*Text excerpt*:

<<<<

Stocks, Bonds, Trade Sideways, On Mixed Economic And Earnings Data -- What's Next?
Amid mixed economic and earnings data and hawkish speeches, Fed officials tempered investor enthusiasm for buying bonds and stocks last week, ending the solid rally of the previous week.
All major U.S equity indexes finished the week where they began, with S&P 500 and Nasdaq posting fractional declines and the Dow Jones Industrials remaining unchanged. In addition, the benchmark 10-Year Treasury bond rose fractionally in yield to close at 3.82%.
Early in the week, another dose of good inflation news encouraged equity and debt market bulls to keep buying stocks and bonds. The October Producer Price Index (PPI) came out better than expected, in line with the Consumer Price Index (CPI) released last week.
The two broad measures of price hikes around the nation confirm that inflation is easing, renewing talk of an end to the Fed interest rate hikes.
But this time, a string of hawkish speeches by Fed officials tempered the enthusiasm of Wall Street bulls.
Kansas Fed President Esther George, a voting member of the FOMC, reminded markets that inflation could not come down in the face of tight labor markets.
San Francisco Fed President Mary Daly elaborated what that means for monetary policy: no rate hikes pause until the tight labor market conditions ease.
St. Louis Fed President James Bullard, another voting member of the FOMC, noted that "the policy rate is not yet in a zone that may be considered sufficiently restrictive," meaning interest rates will continue to head higher.
"Bullard's comments gave a jolt to the market," Jay Woods, chief market strategist at DriveWealth, told International Business Times. "The 5% inflation rate looks more like the floor when many thought it was the ceiling."
Then there were mixed financial reports from retailers, adding to the market stalemate. For instance, Walmart, Macy's, and TJX beat market expectations, while Target lagged.
And there was news of a weakening housing sector, which gave markets another jolt. In October, new home starts and permits dropped at an annual rate of 8.8% and 10.1%, respectively.

>>>>

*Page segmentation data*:

<<<<

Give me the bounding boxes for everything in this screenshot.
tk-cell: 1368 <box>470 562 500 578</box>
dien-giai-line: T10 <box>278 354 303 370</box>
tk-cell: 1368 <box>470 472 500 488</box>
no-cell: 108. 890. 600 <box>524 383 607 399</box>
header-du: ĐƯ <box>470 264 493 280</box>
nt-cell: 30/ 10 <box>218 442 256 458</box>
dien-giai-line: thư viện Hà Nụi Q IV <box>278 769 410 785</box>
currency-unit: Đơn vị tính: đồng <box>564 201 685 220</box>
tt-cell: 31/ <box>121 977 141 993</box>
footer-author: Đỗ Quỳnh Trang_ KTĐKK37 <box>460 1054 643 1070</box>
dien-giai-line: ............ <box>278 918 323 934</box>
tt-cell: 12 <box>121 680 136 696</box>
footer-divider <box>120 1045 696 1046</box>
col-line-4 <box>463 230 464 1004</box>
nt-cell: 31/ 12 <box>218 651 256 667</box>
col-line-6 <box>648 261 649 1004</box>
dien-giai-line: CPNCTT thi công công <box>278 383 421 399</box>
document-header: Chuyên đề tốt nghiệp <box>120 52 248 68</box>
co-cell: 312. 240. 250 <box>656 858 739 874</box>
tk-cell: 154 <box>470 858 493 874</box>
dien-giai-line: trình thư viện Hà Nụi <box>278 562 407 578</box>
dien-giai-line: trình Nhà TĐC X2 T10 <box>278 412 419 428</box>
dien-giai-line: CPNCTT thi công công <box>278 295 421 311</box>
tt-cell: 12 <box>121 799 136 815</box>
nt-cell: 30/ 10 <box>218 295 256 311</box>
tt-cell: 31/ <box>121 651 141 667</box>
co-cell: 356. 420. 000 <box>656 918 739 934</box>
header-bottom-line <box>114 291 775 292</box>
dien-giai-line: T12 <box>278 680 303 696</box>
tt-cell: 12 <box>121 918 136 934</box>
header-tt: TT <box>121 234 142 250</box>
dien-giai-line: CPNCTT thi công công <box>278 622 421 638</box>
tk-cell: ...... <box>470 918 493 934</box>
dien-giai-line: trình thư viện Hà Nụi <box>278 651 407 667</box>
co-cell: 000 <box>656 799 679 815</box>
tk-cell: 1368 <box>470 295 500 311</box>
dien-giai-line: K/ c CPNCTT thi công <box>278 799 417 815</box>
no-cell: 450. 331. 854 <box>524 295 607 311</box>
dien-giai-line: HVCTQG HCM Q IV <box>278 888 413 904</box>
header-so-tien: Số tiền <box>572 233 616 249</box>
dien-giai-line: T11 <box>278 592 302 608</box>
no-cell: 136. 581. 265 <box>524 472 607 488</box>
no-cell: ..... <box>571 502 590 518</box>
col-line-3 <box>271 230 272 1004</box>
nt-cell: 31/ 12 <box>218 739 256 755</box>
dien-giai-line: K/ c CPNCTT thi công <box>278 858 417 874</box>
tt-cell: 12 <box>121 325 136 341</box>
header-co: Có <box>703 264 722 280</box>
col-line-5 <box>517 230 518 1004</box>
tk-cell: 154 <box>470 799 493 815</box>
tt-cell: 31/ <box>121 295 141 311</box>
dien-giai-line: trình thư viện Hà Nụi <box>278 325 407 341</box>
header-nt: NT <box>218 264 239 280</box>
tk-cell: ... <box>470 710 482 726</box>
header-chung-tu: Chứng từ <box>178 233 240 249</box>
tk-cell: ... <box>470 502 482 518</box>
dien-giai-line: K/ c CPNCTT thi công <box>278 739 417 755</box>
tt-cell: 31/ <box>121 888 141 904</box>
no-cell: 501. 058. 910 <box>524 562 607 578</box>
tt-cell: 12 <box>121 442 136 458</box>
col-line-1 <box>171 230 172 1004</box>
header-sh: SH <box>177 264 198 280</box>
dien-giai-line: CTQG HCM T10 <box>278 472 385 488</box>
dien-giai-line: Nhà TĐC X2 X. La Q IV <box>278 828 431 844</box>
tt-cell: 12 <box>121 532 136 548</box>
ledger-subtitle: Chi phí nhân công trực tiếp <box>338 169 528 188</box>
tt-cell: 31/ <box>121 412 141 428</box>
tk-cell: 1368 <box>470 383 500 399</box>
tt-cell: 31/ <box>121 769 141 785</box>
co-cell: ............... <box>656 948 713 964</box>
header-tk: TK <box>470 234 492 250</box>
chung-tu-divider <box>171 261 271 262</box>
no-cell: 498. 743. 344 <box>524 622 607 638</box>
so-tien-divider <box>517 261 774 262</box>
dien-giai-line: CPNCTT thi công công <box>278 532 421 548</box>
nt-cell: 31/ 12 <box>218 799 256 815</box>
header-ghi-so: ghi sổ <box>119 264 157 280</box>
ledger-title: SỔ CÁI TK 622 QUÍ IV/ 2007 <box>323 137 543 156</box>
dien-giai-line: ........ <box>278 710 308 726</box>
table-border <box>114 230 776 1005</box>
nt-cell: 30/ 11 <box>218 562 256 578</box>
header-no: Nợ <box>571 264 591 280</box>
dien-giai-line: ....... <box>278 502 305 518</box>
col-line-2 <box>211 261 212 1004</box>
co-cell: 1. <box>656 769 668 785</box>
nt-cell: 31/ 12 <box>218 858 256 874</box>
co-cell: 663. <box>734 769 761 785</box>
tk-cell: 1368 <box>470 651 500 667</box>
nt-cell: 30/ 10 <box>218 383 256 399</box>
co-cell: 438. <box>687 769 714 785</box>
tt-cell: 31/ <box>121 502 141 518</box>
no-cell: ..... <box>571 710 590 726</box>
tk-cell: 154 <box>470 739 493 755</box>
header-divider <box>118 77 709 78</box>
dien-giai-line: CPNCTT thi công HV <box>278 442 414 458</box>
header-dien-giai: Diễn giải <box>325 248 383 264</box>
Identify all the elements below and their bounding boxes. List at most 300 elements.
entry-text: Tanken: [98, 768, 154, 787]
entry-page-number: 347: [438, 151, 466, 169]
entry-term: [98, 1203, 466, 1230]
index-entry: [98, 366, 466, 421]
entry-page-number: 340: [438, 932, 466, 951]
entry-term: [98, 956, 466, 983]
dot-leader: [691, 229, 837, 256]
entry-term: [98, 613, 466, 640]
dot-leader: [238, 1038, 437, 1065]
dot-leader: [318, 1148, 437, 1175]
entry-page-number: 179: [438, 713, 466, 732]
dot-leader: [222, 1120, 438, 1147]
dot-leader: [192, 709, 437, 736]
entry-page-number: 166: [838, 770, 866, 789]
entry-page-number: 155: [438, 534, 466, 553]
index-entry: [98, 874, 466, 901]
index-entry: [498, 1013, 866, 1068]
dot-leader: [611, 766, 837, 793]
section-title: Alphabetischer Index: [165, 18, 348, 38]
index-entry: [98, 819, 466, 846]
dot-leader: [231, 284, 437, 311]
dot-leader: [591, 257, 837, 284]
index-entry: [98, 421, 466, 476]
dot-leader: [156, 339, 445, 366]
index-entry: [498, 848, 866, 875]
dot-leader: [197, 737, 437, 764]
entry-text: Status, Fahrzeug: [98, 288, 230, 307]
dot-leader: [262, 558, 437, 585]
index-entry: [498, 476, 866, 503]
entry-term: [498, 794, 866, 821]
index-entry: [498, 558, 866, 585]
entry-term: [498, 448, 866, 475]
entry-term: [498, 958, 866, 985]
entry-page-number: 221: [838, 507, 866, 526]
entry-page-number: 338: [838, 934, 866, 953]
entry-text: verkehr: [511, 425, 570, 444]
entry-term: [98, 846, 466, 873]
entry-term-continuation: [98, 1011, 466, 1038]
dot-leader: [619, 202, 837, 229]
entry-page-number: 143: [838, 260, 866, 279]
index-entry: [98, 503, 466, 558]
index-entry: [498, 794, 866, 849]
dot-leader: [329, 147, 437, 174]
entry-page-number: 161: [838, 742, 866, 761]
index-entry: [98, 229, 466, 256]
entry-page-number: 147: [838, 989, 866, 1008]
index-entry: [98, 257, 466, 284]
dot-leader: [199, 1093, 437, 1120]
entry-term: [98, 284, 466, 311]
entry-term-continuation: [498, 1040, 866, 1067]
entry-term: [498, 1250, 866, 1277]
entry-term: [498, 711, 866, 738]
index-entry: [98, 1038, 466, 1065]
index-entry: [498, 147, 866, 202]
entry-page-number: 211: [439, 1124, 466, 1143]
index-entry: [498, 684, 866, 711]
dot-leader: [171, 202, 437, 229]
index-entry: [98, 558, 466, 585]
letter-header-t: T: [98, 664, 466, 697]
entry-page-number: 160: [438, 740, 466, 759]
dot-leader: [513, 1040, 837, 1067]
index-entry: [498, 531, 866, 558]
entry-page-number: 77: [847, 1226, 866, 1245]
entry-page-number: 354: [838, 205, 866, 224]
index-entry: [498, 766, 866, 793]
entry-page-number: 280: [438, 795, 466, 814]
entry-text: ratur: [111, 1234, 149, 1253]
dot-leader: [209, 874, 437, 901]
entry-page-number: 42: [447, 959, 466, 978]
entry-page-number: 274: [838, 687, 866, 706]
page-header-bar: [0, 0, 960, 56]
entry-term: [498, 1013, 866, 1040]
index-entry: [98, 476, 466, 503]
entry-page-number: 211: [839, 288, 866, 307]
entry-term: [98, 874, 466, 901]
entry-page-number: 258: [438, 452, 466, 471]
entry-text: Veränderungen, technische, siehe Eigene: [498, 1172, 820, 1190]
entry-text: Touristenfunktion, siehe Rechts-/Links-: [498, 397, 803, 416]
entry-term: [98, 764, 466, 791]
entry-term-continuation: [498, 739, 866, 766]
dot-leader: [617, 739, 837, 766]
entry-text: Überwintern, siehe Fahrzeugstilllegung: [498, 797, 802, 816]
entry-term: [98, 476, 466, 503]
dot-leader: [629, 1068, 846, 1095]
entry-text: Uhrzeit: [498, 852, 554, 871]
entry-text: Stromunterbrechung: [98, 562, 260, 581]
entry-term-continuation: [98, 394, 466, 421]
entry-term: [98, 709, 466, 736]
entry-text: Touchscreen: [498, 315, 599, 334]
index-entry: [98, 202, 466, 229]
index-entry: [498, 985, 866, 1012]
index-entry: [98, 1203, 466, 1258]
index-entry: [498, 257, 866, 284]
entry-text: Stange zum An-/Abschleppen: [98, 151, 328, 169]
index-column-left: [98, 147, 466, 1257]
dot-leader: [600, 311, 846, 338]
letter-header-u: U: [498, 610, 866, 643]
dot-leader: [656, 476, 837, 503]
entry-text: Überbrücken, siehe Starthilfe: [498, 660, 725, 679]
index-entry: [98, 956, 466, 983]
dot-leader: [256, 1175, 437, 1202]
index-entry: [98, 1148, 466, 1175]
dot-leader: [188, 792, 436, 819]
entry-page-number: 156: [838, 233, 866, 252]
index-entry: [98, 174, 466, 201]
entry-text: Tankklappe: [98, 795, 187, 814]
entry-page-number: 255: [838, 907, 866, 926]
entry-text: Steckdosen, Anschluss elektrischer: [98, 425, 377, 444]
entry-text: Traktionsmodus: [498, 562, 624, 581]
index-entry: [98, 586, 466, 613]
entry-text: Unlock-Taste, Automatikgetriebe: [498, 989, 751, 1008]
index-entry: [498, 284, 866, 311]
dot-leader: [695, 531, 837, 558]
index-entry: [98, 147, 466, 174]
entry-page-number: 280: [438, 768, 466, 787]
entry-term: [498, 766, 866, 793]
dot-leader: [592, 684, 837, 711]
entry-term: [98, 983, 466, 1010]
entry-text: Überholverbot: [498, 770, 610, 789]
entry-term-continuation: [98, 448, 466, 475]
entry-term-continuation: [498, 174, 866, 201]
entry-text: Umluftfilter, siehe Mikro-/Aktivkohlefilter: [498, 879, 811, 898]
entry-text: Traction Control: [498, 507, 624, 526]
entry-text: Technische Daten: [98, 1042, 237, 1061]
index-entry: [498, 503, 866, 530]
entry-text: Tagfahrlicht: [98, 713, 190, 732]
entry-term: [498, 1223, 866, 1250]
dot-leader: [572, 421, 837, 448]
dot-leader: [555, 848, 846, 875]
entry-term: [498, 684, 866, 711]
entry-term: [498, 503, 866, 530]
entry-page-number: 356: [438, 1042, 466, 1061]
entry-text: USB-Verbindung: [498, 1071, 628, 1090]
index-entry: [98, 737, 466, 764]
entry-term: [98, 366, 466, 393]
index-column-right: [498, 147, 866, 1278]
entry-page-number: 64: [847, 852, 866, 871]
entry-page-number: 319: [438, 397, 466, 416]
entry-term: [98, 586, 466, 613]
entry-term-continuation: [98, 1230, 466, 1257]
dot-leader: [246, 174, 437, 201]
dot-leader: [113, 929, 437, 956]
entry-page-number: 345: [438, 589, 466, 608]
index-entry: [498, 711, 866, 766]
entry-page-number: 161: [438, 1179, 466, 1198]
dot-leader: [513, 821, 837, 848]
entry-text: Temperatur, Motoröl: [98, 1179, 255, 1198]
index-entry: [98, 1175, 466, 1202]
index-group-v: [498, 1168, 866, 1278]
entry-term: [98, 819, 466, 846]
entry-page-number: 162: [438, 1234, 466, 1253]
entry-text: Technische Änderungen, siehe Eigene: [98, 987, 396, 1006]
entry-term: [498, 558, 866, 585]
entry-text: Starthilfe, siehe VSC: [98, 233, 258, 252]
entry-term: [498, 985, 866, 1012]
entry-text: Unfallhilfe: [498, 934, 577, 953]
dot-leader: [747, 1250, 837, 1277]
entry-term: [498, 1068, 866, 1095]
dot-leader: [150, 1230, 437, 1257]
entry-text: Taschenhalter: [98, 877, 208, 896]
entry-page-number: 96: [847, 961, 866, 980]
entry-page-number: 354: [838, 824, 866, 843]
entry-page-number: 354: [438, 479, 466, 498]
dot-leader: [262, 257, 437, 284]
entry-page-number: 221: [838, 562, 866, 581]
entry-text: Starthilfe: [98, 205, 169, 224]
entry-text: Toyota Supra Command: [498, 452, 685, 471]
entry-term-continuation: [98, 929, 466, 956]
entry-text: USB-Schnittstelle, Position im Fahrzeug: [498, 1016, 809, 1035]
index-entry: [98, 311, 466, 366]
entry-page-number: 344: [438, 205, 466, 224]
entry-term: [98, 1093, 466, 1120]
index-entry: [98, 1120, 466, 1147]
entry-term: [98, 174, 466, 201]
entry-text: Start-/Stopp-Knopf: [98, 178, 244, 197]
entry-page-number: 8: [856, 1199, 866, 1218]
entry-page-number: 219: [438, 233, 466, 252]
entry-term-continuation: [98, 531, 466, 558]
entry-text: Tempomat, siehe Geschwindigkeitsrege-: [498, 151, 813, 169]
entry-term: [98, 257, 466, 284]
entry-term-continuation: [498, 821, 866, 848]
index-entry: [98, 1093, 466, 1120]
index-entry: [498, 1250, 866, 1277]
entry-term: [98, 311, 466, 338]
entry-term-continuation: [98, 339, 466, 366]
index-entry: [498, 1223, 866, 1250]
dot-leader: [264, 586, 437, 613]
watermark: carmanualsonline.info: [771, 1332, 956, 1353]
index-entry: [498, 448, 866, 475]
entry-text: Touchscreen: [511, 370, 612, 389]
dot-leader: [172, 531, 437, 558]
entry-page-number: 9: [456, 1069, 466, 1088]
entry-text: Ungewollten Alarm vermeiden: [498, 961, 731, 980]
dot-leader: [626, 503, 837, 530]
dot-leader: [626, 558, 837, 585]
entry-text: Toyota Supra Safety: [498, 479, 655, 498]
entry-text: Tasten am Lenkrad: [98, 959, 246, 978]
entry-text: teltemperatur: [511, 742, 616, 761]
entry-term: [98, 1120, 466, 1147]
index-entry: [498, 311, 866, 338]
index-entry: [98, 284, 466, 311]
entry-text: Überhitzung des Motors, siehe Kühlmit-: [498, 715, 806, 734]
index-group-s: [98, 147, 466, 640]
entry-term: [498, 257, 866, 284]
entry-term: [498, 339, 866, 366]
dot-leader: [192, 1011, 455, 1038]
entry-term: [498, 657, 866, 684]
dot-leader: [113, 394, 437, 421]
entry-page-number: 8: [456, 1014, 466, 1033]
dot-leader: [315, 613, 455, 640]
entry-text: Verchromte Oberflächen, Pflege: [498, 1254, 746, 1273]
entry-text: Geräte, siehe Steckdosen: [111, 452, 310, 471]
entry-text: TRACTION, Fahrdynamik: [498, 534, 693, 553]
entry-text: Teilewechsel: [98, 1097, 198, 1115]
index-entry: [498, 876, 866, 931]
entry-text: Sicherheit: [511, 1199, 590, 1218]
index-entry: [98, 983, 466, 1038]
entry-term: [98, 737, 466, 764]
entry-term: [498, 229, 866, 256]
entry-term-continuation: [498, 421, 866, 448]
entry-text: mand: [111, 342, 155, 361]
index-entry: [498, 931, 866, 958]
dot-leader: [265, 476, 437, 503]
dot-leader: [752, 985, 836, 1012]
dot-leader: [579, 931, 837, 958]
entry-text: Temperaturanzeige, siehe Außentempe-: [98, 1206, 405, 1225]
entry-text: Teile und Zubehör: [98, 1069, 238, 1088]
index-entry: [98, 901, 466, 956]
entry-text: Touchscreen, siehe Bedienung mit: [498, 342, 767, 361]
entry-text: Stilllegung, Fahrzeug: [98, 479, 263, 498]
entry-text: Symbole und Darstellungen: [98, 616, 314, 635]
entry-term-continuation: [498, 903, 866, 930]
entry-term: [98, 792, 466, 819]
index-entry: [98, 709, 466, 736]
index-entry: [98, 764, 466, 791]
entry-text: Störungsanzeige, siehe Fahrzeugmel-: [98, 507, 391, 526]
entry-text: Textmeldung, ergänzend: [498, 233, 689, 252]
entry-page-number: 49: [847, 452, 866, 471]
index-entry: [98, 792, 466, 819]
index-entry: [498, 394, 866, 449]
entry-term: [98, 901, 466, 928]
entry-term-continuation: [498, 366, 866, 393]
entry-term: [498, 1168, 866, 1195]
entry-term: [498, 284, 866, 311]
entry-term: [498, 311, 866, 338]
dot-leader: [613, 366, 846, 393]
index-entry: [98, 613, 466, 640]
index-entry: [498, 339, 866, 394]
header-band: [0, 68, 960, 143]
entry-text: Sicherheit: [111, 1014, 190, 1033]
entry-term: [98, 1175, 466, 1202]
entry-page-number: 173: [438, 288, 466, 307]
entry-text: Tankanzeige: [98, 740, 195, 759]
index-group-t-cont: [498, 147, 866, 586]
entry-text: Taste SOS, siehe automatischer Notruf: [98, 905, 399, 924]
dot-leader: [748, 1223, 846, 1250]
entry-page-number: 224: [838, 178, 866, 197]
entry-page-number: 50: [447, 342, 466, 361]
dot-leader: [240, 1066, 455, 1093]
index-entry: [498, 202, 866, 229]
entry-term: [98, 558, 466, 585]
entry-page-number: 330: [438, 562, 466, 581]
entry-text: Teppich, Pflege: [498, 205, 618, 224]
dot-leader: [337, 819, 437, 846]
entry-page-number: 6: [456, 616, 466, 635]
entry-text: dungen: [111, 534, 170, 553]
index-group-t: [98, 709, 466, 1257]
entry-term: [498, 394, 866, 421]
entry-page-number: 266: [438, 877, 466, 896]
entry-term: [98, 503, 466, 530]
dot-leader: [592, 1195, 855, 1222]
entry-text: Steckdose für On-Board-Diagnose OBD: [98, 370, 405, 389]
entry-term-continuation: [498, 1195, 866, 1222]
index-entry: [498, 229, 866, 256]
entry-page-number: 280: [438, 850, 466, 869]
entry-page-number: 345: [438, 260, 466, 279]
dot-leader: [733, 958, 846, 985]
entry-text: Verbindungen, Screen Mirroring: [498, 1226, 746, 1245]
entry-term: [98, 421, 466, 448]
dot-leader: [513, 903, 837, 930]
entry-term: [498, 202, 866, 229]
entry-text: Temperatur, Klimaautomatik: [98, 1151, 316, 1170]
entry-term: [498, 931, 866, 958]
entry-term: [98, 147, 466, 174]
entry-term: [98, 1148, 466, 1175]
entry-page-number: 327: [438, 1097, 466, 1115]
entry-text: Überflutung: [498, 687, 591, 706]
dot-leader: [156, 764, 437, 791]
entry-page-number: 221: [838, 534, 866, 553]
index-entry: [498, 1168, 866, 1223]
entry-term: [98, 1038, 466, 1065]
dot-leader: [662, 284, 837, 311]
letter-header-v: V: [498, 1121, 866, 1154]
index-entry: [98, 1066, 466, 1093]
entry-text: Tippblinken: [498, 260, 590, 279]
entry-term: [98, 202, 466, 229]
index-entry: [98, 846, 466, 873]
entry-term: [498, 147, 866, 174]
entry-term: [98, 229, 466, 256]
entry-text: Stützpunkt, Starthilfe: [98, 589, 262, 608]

>>>>

*Check your understanding*:
#1 Answer from the market report:
(a) At what yield did the benchmark 10-Year Treasury bond close?
(b) Which retailer lagged market expectations?
(c) At what annual rate did new home starts drop in October?
#2 Write the next part of the market report, picking up after its last sentence about October home starts and permits.

*Responses in order*:
#1
(a) 3.82%
(b) Target
(c) 8.8%

#2
"The inventory of existing homes for sale remains tight," Ryan Johnson, Director of Portfolio Management and Research at Buckingham Advisors, told IBT. "And while the median home price is still higher than a year ago, the volume of sales in October dropped 5.9% from September and dropped over 28% from a year ago."
Weak housing numbers revived talk of the U.S economy heading into a recession, which is not a good scenario for equities. Corporate earnings fall during recessions, driving equity valuations lower.
Still, a recent report out from FactSet finds that S&P 500 companies are less worried about a recession in the third quarter earnings calls thus far.
"Even though the final number of companies citing 'recession' for the third quarter will likely finish higher than 179 (with 6% of the index yet to report actual results for the third quarter), it will not finish above the previous quarter's number of 242," said John Butters in a company blog.
What's next for stocks and bonds?
First, Woods sees interest rates continue to haunt retail investors.
"The market wants to see a pullback on rates, but the Fed doesn't seem ready to do that," he said.
Second, he's concerned about record-high consumer debt.
"While we're seeing the market stabilize with other positive data, this is a big storm cloud forming over the first quarter of 2023."